## RECORDS FOR THIS EXERCISE:
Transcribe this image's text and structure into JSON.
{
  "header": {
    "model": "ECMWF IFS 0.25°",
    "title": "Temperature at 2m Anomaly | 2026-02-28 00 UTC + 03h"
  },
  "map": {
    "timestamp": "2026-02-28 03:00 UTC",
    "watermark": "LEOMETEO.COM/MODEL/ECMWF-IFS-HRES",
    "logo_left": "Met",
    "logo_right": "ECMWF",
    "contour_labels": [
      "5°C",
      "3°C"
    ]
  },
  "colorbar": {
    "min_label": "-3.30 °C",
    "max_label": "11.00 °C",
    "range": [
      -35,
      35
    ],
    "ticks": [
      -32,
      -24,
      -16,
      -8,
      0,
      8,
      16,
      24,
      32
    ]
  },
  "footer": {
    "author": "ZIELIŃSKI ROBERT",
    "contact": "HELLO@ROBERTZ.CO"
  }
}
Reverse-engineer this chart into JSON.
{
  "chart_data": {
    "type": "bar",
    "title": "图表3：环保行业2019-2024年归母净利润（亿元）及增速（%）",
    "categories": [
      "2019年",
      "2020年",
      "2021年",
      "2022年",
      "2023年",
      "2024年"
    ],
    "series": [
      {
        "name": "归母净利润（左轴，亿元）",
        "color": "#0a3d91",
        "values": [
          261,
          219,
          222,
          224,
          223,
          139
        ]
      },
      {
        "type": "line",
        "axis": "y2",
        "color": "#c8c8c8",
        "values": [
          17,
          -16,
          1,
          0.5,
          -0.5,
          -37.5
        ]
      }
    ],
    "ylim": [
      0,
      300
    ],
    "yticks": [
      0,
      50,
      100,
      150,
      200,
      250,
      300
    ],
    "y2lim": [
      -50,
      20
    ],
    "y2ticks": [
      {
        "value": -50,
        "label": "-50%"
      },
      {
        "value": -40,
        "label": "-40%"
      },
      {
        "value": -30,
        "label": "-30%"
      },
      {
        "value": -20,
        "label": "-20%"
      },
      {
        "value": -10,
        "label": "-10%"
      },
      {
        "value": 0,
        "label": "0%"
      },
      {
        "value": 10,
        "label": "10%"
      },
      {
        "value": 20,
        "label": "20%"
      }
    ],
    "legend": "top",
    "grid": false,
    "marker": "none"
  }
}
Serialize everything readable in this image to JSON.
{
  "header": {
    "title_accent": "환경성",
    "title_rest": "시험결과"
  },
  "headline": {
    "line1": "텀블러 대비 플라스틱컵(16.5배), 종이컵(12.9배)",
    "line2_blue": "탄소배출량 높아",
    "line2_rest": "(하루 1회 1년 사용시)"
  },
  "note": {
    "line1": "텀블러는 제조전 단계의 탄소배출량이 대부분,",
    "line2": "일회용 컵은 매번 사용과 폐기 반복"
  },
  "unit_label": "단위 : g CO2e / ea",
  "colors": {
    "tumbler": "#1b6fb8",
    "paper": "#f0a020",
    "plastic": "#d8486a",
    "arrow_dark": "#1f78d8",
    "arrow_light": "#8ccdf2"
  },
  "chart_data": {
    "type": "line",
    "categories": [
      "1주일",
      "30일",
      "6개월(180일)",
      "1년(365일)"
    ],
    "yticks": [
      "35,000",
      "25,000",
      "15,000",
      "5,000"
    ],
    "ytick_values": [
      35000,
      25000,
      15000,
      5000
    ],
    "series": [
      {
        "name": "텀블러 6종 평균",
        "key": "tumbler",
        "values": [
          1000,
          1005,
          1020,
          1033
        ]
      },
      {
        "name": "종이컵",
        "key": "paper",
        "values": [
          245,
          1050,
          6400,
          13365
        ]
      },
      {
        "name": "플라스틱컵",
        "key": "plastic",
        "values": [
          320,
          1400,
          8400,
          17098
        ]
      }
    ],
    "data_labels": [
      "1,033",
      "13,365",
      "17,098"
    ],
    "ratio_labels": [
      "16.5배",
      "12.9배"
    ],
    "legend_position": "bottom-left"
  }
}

## WHAT NEEDS TO BE DONE:
Lines from the records above that hold "image" are the ones to list.

## TASK RESPONSE:
Transcribe this image's text and structure into JSON.
Serialize everything readable in this image to JSON.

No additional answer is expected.